═══ INPUT
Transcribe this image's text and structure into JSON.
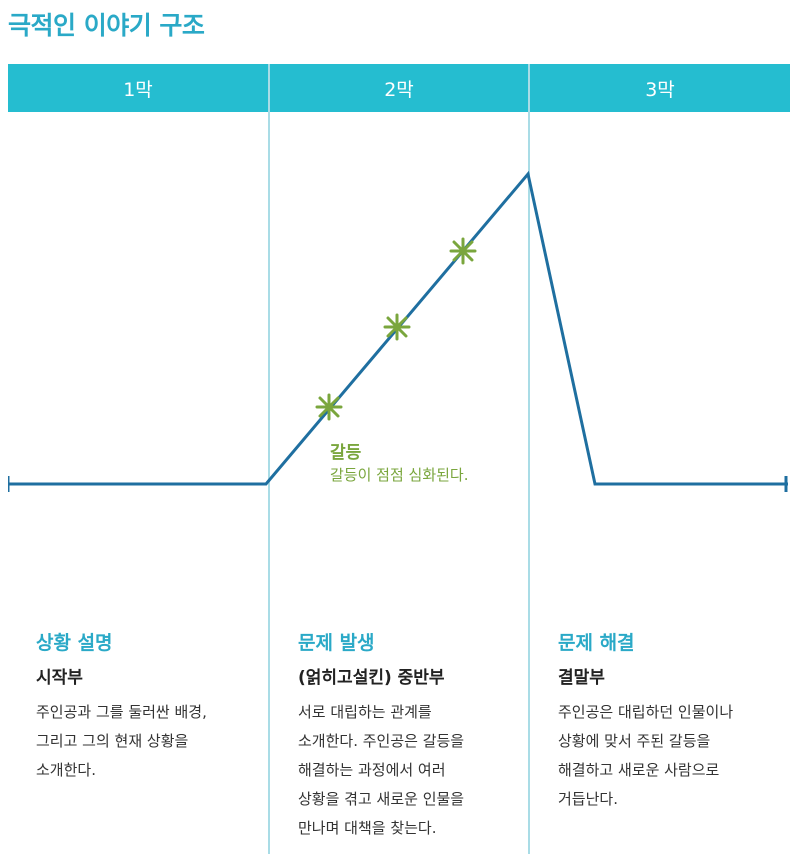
{
  "title": "극적인 이야기 구조",
  "acts": [
    {
      "label": "1막"
    },
    {
      "label": "2막"
    },
    {
      "label": "3막"
    }
  ],
  "conflict": {
    "title": "갈등",
    "desc": "갈등이 점점 심화된다."
  },
  "sections": [
    {
      "title": "상황 설명",
      "subtitle": "시작부",
      "body": "주인공과 그를 둘러싼 배경,\n그리고 그의 현재 상황을\n소개한다."
    },
    {
      "title": "문제 발생",
      "subtitle": "(얽히고설킨) 중반부",
      "body": "서로 대립하는 관계를\n소개한다. 주인공은 갈등을\n해결하는 과정에서 여러\n상황을 겪고 새로운 인물을\n만나며 대책을 찾는다."
    },
    {
      "title": "문제 해결",
      "subtitle": "결말부",
      "body": "주인공은 대립하던 인물이나\n상황에 맞서 주된 갈등을\n해결하고 새로운 사람으로\n거듭난다."
    }
  ],
  "colors": {
    "header": "#25bdd0",
    "title": "#2aa9c7",
    "line": "#1f6fa0",
    "conflict": "#7aa63d",
    "divider": "#a9dce6"
  }
}
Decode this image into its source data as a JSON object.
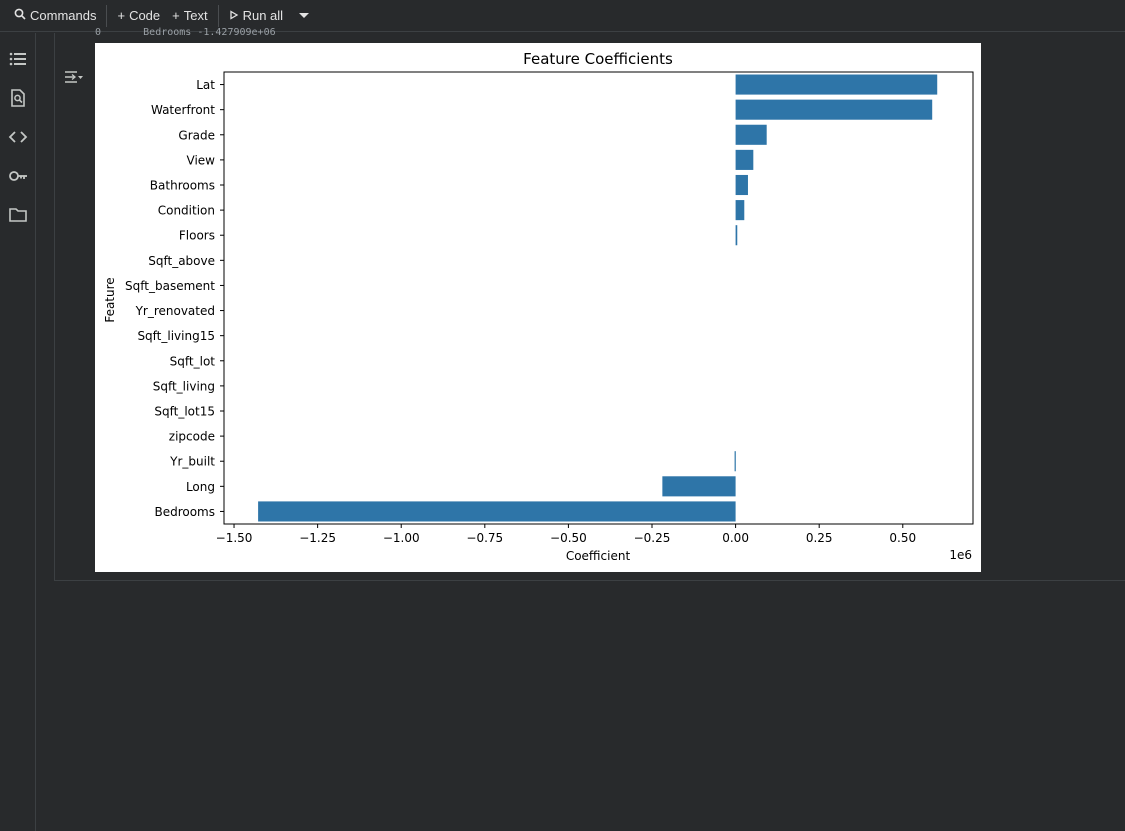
{
  "toolbar": {
    "commands_label": "Commands",
    "code_label": "Code",
    "text_label": "Text",
    "run_all_label": "Run all"
  },
  "sidebar": {
    "icons": [
      "table-of-contents-icon",
      "find-replace-icon",
      "code-snippets-icon",
      "secrets-key-icon",
      "files-folder-icon"
    ]
  },
  "output": {
    "text_line": "0       Bedrooms -1.427909e+06"
  },
  "chart_data": {
    "type": "bar",
    "orientation": "horizontal",
    "title": "Feature Coefficients",
    "xlabel": "Coefficient",
    "ylabel": "Feature",
    "x_offset_label": "1e6",
    "xlim": [
      -1.53,
      0.71
    ],
    "xticks": [
      -1.5,
      -1.25,
      -1.0,
      -0.75,
      -0.5,
      -0.25,
      0.0,
      0.25,
      0.5
    ],
    "xtick_labels": [
      "−1.50",
      "−1.25",
      "−1.00",
      "−0.75",
      "−0.50",
      "−0.25",
      "0.00",
      "0.25",
      "0.50"
    ],
    "categories": [
      "Lat",
      "Waterfront",
      "Grade",
      "View",
      "Bathrooms",
      "Condition",
      "Floors",
      "Sqft_above",
      "Sqft_basement",
      "Yr_renovated",
      "Sqft_living15",
      "Sqft_lot",
      "Sqft_living",
      "Sqft_lot15",
      "zipcode",
      "Yr_built",
      "Long",
      "Bedrooms"
    ],
    "values": [
      0.603,
      0.588,
      0.093,
      0.053,
      0.037,
      0.026,
      0.005,
      0.0,
      0.0,
      0.0,
      0.0,
      0.0,
      0.0,
      0.0,
      0.0,
      -0.003,
      -0.219,
      -1.428
    ],
    "bar_color": "#2e75a8",
    "grid": false
  }
}
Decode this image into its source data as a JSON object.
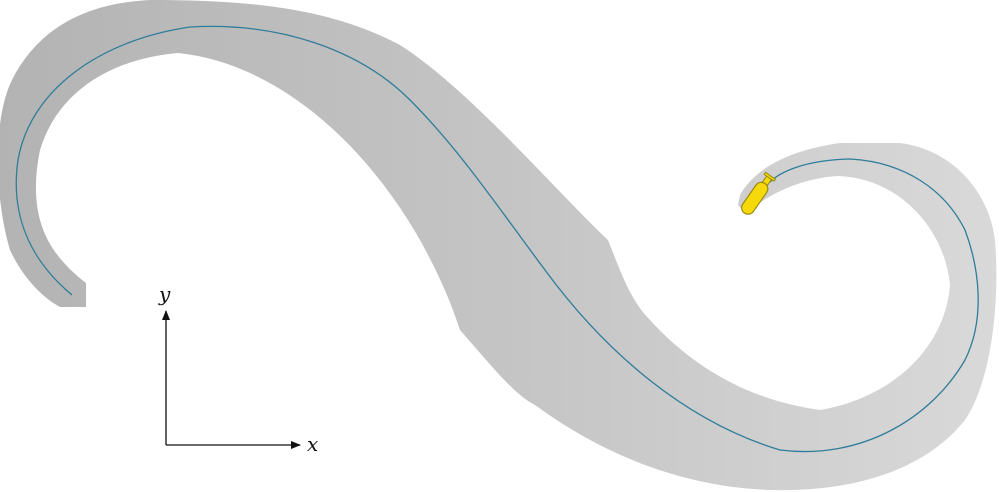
══════
- [SET TASK] Write the records out again in full, exactly, and skip every picture.

- [EXERCISE OUTPUT]
Transcribe this image's text and structure into JSON.
{
  "title": "극적인 이야기 구조",
  "acts": [
    {
      "label": "1막"
    },
    {
      "label": "2막"
    },
    {
      "label": "3막"
    }
  ],
  "conflict": {
    "title": "갈등",
    "desc": "갈등이 점점 심화된다."
  },
  "sections": [
    {
      "title": "상황 설명",
      "subtitle": "시작부",
      "body": "주인공과 그를 둘러싼 배경,\n그리고 그의 현재 상황을\n소개한다."
    },
    {
      "title": "문제 발생",
      "subtitle": "(얽히고설킨) 중반부",
      "body": "서로 대립하는 관계를\n소개한다. 주인공은 갈등을\n해결하는 과정에서 여러\n상황을 겪고 새로운 인물을\n만나며 대책을 찾는다."
    },
    {
      "title": "문제 해결",
      "subtitle": "결말부",
      "body": "주인공은 대립하던 인물이나\n상황에 맞서 주된 갈등을\n해결하고 새로운 사람으로\n거듭난다."
    }
  ],
  "colors": {
    "header": "#25bdd0",
    "title": "#2aa9c7",
    "line": "#1f6fa0",
    "conflict": "#7aa63d",
    "divider": "#a9dce6"
  }
}
Decode this image into its source data as a JSON object.
{
  "toolbar": {
    "commands_label": "Commands",
    "code_label": "Code",
    "text_label": "Text",
    "run_all_label": "Run all"
  },
  "sidebar": {
    "icons": [
      "table-of-contents-icon",
      "find-replace-icon",
      "code-snippets-icon",
      "secrets-key-icon",
      "files-folder-icon"
    ]
  },
  "output": {
    "text_line": "0       Bedrooms -1.427909e+06"
  },
  "chart_data": {
    "type": "bar",
    "orientation": "horizontal",
    "title": "Feature Coefficients",
    "xlabel": "Coefficient",
    "ylabel": "Feature",
    "x_offset_label": "1e6",
    "xlim": [
      -1.53,
      0.71
    ],
    "xticks": [
      -1.5,
      -1.25,
      -1.0,
      -0.75,
      -0.5,
      -0.25,
      0.0,
      0.25,
      0.5
    ],
    "xtick_labels": [
      "−1.50",
      "−1.25",
      "−1.00",
      "−0.75",
      "−0.50",
      "−0.25",
      "0.00",
      "0.25",
      "0.50"
    ],
    "categories": [
      "Lat",
      "Waterfront",
      "Grade",
      "View",
      "Bathrooms",
      "Condition",
      "Floors",
      "Sqft_above",
      "Sqft_basement",
      "Yr_renovated",
      "Sqft_living15",
      "Sqft_lot",
      "Sqft_living",
      "Sqft_lot15",
      "zipcode",
      "Yr_built",
      "Long",
      "Bedrooms"
    ],
    "values": [
      0.603,
      0.588,
      0.093,
      0.053,
      0.037,
      0.026,
      0.005,
      0.0,
      0.0,
      0.0,
      0.0,
      0.0,
      0.0,
      0.0,
      0.0,
      -0.003,
      -0.219,
      -1.428
    ],
    "bar_color": "#2e75a8",
    "grid": false
  }
}
Decode this image into its source data as a JSON object.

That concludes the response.